_Exercise aim_
In the listing below, identify each line with the word "cubierta" and return those lines.
━━━━━ Dataset content ━━━━━
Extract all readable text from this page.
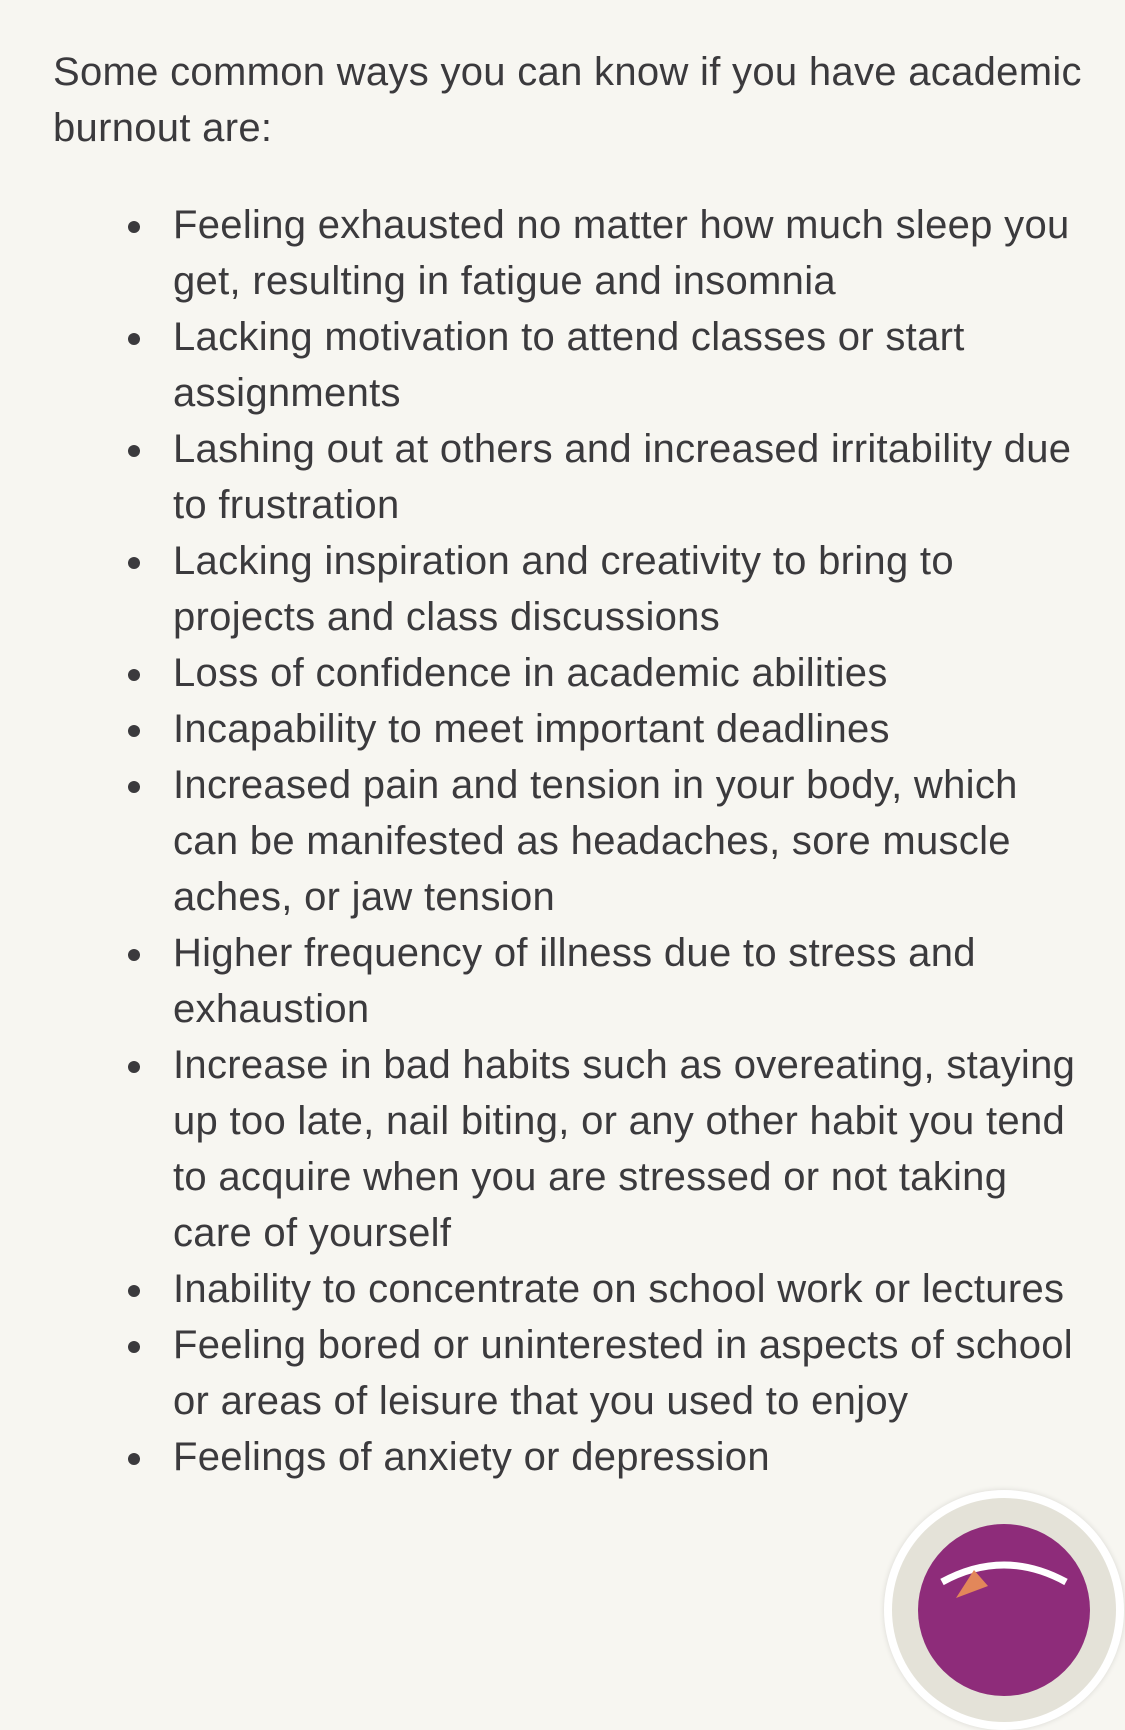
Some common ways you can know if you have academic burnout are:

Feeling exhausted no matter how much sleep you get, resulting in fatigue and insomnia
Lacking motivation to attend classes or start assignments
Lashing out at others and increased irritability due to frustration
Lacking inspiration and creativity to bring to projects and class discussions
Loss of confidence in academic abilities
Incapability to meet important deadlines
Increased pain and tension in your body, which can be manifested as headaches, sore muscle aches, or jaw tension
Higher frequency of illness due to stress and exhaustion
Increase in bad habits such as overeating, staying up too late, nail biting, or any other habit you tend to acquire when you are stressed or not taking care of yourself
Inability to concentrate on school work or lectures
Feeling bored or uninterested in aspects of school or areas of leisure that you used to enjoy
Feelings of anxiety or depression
━━━━━
━━━━━ Dataset content ━━━━━
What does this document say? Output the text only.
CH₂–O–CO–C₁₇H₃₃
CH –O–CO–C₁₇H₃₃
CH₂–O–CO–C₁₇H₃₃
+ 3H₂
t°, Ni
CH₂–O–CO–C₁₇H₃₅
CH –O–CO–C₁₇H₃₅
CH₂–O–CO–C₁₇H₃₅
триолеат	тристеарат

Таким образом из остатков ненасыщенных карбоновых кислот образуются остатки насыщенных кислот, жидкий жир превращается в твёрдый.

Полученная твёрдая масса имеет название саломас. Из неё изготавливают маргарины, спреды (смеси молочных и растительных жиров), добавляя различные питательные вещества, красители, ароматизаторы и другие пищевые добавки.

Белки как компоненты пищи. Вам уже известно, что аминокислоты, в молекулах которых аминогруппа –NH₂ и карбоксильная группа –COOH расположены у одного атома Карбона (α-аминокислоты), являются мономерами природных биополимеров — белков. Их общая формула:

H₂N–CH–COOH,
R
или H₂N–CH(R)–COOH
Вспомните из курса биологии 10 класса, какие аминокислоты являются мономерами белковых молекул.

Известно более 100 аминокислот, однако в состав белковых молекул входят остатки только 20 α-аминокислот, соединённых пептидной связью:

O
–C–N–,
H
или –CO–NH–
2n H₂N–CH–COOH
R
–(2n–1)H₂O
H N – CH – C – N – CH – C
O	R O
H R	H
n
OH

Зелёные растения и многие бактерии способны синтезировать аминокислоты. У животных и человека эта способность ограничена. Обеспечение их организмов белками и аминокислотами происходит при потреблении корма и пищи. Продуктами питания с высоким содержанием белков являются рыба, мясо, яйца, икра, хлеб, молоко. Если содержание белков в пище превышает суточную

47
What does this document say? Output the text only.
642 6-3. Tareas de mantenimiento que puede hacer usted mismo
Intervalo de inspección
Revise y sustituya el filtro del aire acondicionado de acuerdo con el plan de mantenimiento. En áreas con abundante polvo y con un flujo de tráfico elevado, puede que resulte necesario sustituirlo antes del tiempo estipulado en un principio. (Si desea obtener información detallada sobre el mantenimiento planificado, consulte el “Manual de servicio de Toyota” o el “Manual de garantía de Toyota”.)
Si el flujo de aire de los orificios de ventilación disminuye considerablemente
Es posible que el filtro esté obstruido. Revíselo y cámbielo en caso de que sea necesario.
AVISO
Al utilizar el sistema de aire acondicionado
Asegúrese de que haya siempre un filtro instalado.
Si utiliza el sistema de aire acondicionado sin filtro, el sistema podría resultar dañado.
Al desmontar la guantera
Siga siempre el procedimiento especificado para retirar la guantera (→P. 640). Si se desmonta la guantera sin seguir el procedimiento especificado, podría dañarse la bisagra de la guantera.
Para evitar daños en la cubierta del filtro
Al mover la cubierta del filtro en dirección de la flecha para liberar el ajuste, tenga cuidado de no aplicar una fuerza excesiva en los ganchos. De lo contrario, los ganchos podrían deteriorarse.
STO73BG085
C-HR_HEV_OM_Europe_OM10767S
━━━━━
_Solution for this exercise_
Para evitar daños en la cubierta del filtro
Al mover la cubierta del filtro en dirección de la flecha para liberar el ajuste, tenga cuidado de no aplicar una fuerza excesiva en los ganchos. De lo contrario, los ganchos podrían deteriorarse.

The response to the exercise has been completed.